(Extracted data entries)
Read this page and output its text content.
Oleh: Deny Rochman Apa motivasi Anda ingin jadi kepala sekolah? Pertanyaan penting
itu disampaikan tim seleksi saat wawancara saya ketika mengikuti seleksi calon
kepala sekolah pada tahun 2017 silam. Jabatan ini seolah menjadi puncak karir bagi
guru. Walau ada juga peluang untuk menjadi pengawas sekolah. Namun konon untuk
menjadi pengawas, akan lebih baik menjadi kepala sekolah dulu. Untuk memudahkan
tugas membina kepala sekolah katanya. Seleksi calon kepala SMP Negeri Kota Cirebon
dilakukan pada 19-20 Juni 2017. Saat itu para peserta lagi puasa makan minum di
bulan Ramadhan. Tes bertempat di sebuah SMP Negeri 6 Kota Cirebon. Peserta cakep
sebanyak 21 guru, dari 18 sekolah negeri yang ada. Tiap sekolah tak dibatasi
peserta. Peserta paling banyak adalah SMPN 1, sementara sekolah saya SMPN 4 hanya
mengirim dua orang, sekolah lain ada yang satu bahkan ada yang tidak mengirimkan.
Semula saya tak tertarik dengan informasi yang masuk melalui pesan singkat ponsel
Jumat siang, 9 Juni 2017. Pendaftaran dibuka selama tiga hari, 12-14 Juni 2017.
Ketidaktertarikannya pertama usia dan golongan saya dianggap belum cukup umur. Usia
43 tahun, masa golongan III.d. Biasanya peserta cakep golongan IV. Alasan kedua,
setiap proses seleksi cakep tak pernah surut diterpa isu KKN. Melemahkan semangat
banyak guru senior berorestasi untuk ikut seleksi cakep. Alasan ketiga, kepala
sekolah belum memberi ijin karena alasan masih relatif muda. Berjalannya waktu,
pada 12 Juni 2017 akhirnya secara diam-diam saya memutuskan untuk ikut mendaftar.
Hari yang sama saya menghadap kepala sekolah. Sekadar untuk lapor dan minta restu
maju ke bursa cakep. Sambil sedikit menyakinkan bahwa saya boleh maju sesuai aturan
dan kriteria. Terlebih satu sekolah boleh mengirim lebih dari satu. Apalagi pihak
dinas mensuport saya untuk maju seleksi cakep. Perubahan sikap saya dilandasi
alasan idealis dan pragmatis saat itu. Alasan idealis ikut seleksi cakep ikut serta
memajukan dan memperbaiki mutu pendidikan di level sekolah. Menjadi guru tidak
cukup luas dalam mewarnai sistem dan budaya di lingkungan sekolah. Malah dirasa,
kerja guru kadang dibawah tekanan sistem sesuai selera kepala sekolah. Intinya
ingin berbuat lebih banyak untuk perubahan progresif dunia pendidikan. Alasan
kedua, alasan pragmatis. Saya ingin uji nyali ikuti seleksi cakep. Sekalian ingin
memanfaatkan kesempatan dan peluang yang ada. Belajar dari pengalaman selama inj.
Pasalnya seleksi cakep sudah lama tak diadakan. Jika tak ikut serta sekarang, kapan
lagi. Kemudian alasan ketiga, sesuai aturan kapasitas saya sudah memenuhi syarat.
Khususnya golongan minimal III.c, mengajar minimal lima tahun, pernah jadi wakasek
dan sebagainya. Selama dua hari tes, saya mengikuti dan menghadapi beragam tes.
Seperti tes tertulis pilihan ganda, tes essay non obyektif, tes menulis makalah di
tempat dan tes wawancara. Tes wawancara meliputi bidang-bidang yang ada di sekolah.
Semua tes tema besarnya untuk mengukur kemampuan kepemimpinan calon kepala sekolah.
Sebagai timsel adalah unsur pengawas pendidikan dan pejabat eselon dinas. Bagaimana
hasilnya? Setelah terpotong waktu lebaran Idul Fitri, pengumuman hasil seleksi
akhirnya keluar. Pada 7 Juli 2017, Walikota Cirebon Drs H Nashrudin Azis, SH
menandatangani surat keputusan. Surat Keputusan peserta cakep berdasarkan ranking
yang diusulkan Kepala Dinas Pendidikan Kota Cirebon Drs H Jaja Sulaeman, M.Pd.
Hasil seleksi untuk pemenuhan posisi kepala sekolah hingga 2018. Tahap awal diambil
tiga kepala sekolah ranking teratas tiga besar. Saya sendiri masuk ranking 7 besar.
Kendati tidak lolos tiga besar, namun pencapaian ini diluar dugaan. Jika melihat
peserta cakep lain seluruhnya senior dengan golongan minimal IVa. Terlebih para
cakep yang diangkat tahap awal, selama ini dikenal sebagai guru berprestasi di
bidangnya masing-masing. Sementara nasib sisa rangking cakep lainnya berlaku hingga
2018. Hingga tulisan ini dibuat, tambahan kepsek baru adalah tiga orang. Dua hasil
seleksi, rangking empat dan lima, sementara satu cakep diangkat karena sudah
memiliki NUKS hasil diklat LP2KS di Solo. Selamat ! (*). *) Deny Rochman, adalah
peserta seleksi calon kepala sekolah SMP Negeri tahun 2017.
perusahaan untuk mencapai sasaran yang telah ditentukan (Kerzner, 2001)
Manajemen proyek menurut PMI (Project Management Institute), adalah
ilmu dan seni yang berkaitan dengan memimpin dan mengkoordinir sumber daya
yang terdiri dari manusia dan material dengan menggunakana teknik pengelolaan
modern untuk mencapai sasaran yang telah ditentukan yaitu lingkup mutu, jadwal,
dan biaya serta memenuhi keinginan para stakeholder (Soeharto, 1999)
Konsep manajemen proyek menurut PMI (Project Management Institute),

**AIM**
All the entries above need to be reproduced exactly.

**REPLY TO THE TASK**
Read this page and output its text content.
Oleh: Deny Rochman Apa motivasi Anda ingin jadi kepala sekolah? Pertanyaan penting
itu disampaikan tim seleksi saat wawancara saya ketika mengikuti seleksi calon
kepala sekolah pada tahun 2017 silam. Jabatan ini seolah menjadi puncak karir bagi
guru. Walau ada juga peluang untuk menjadi pengawas sekolah. Namun konon untuk
menjadi pengawas, akan lebih baik menjadi kepala sekolah dulu. Untuk memudahkan
tugas membina kepala sekolah katanya. Seleksi calon kepala SMP Negeri Kota Cirebon
dilakukan pada 19-20 Juni 2017. Saat itu para peserta lagi puasa makan minum di
bulan Ramadhan. Tes bertempat di sebuah SMP Negeri 6 Kota Cirebon. Peserta cakep
sebanyak 21 guru, dari 18 sekolah negeri yang ada. Tiap sekolah tak dibatasi
peserta. Peserta paling banyak adalah SMPN 1, sementara sekolah saya SMPN 4 hanya
mengirim dua orang, sekolah lain ada yang satu bahkan ada yang tidak mengirimkan.
Semula saya tak tertarik dengan informasi yang masuk melalui pesan singkat ponsel
Jumat siang, 9 Juni 2017. Pendaftaran dibuka selama tiga hari, 12-14 Juni 2017.
Ketidaktertarikannya pertama usia dan golongan saya dianggap belum cukup umur. Usia
43 tahun, masa golongan III.d. Biasanya peserta cakep golongan IV. Alasan kedua,
setiap proses seleksi cakep tak pernah surut diterpa isu KKN. Melemahkan semangat
banyak guru senior berorestasi untuk ikut seleksi cakep. Alasan ketiga, kepala
sekolah belum memberi ijin karena alasan masih relatif muda. Berjalannya waktu,
pada 12 Juni 2017 akhirnya secara diam-diam saya memutuskan untuk ikut mendaftar.
Hari yang sama saya menghadap kepala sekolah. Sekadar untuk lapor dan minta restu
maju ke bursa cakep. Sambil sedikit menyakinkan bahwa saya boleh maju sesuai aturan
dan kriteria. Terlebih satu sekolah boleh mengirim lebih dari satu. Apalagi pihak
dinas mensuport saya untuk maju seleksi cakep. Perubahan sikap saya dilandasi
alasan idealis dan pragmatis saat itu. Alasan idealis ikut seleksi cakep ikut serta
memajukan dan memperbaiki mutu pendidikan di level sekolah. Menjadi guru tidak
cukup luas dalam mewarnai sistem dan budaya di lingkungan sekolah. Malah dirasa,
kerja guru kadang dibawah tekanan sistem sesuai selera kepala sekolah. Intinya
ingin berbuat lebih banyak untuk perubahan progresif dunia pendidikan. Alasan
kedua, alasan pragmatis. Saya ingin uji nyali ikuti seleksi cakep. Sekalian ingin
memanfaatkan kesempatan dan peluang yang ada. Belajar dari pengalaman selama inj.
Pasalnya seleksi cakep sudah lama tak diadakan. Jika tak ikut serta sekarang, kapan
lagi. Kemudian alasan ketiga, sesuai aturan kapasitas saya sudah memenuhi syarat.
Khususnya golongan minimal III.c, mengajar minimal lima tahun, pernah jadi wakasek
dan sebagainya. Selama dua hari tes, saya mengikuti dan menghadapi beragam tes.
Seperti tes tertulis pilihan ganda, tes essay non obyektif, tes menulis makalah di
tempat dan tes wawancara. Tes wawancara meliputi bidang-bidang yang ada di sekolah.
Semua tes tema besarnya untuk mengukur kemampuan kepemimpinan calon kepala sekolah.
Sebagai timsel adalah unsur pengawas pendidikan dan pejabat eselon dinas. Bagaimana
hasilnya? Setelah terpotong waktu lebaran Idul Fitri, pengumuman hasil seleksi
akhirnya keluar. Pada 7 Juli 2017, Walikota Cirebon Drs H Nashrudin Azis, SH
menandatangani surat keputusan. Surat Keputusan peserta cakep berdasarkan ranking
yang diusulkan Kepala Dinas Pendidikan Kota Cirebon Drs H Jaja Sulaeman, M.Pd.
Hasil seleksi untuk pemenuhan posisi kepala sekolah hingga 2018. Tahap awal diambil
tiga kepala sekolah ranking teratas tiga besar. Saya sendiri masuk ranking 7 besar.
Kendati tidak lolos tiga besar, namun pencapaian ini diluar dugaan. Jika melihat
peserta cakep lain seluruhnya senior dengan golongan minimal IVa. Terlebih para
cakep yang diangkat tahap awal, selama ini dikenal sebagai guru berprestasi di
bidangnya masing-masing. Sementara nasib sisa rangking cakep lainnya berlaku hingga
2018. Hingga tulisan ini dibuat, tambahan kepsek baru adalah tiga orang. Dua hasil
seleksi, rangking empat dan lima, sementara satu cakep diangkat karena sudah
memiliki NUKS hasil diklat LP2KS di Solo. Selamat ! (*). *) Deny Rochman, adalah
peserta seleksi calon kepala sekolah SMP Negeri tahun 2017.
perusahaan untuk mencapai sasaran yang telah ditentukan (Kerzner, 2001)
Manajemen proyek menurut PMI (Project Management Institute), adalah
ilmu dan seni yang berkaitan dengan memimpin dan mengkoordinir sumber daya
yang terdiri dari manusia dan material dengan menggunakana teknik pengelolaan
modern untuk mencapai sasaran yang telah ditentukan yaitu lingkup mutu, jadwal,
dan biaya serta memenuhi keinginan para stakeholder (Soeharto, 1999)
Konsep manajemen proyek menurut PMI (Project Management Institute),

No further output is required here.